DATASET ROWS start
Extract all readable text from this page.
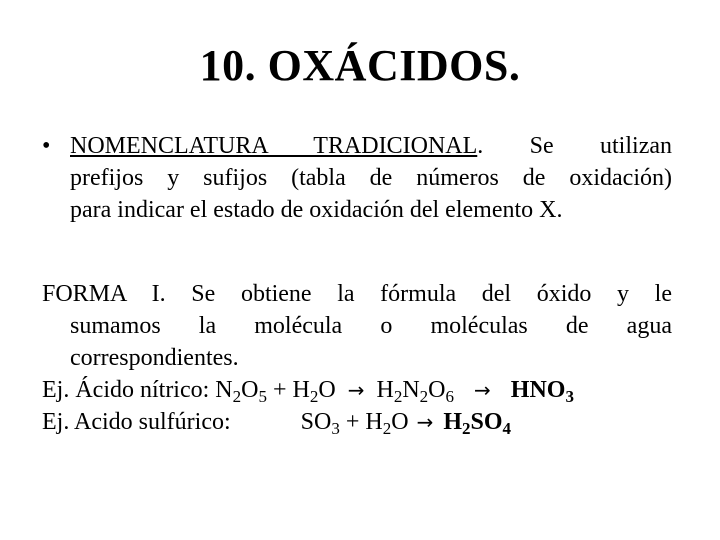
10. OXÁCIDOS.
• NOMENCLATURA TRADICIONAL. Se utilizan
prefijos y sufijos (tabla de números de oxidación)
para indicar el estado de oxidación del elemento X.
FORMA I. Se obtiene la fórmula del óxido y le
sumamos la molécula o moléculas de agua
correspondientes.
Ej. Ácido nítrico: $N_2O_5 + H_2O \to H_2N_2O_6 \to HNO_3$
Ej. Acido sulfúrico:	$SO_3 + H_2O \to H_2SO_4$
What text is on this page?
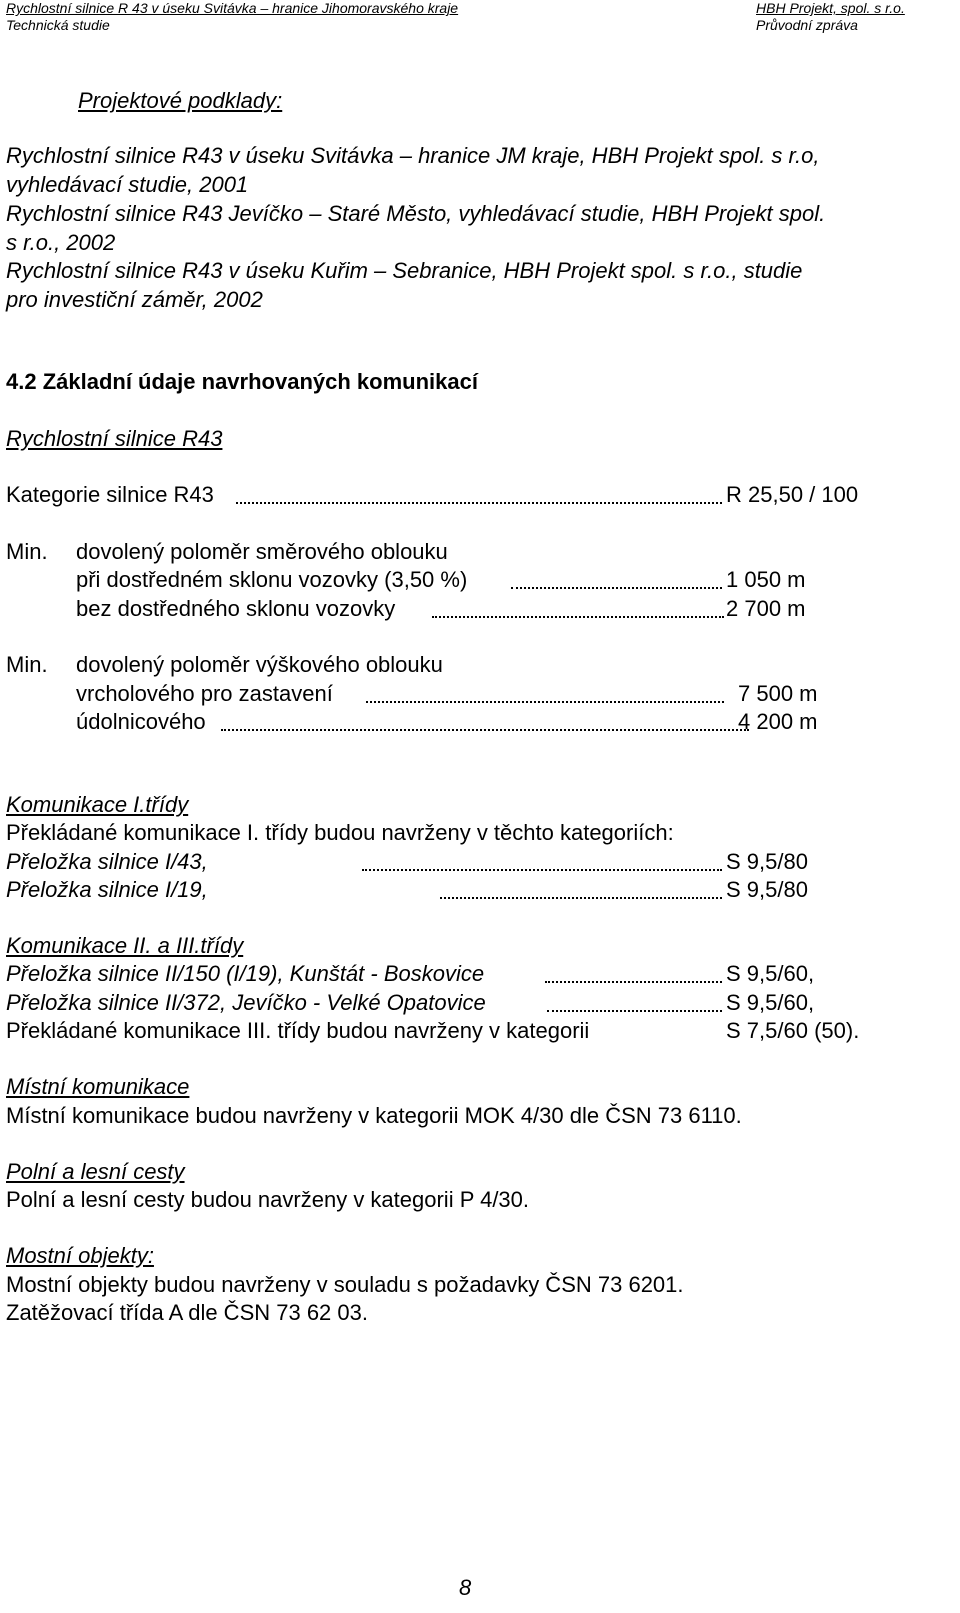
Rychlostní silnice R 43 v úseku Svitávka – hranice Jihomoravského kraje
Technická studie
HBH Projekt, spol. s r.o.
Průvodní zpráva
Projektové podklady:
Rychlostní silnice R43 v úseku Svitávka – hranice JM kraje, HBH Projekt spol. s r.o,
vyhledávací studie, 2001
Rychlostní silnice R43 Jevíčko – Staré Město, vyhledávací studie, HBH Projekt spol.
s r.o., 2002
Rychlostní silnice R43 v úseku Kuřim – Sebranice, HBH Projekt spol. s r.o., studie
pro investiční záměr, 2002
4.2 Základní údaje navrhovaných komunikací
Rychlostní silnice R43
Kategorie silnice R43	R 25,50 / 100
Min. dovolený poloměr směrového oblouku
při dostředném sklonu vozovky (3,50 %)	1 050 m
bez dostředného sklonu vozovky	2 700 m
Min. dovolený poloměr výškového oblouku
vrcholového pro zastavení	7 500 m
údolnicového	4 200 m
Komunikace I.třídy
Překládané komunikace I. třídy budou navrženy v těchto kategoriích:
Přeložka silnice I/43,	S 9,5/80
Přeložka silnice I/19,	S 9,5/80
Komunikace II. a III.třídy
Přeložka silnice II/150 (I/19), Kunštát - Boskovice	S 9,5/60,
Přeložka silnice II/372, Jevíčko - Velké Opatovice	S 9,5/60,
Překládané komunikace III. třídy budou navrženy v kategorii	S 7,5/60 (50).
Místní komunikace
Místní komunikace budou navrženy v kategorii MOK 4/30 dle ČSN 73 6110.
Polní a lesní cesty
Polní a lesní cesty budou navrženy v kategorii P 4/30.
Mostní objekty:
Mostní objekty budou navrženy v souladu s požadavky ČSN 73 6201.
Zatěžovací třída A dle ČSN 73 62 03.
8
DATASET ROWS end
» **WHAT YOU NEED TO DO**
Copy out every line with the word "kraje".

» **PROBLEM SOLUTION**
Rychlostní silnice R 43 v úseku Svitávka – hranice Jihomoravského kraje
Rychlostní silnice R43 v úseku Svitávka – hranice JM kraje, HBH Projekt spol. s r.o,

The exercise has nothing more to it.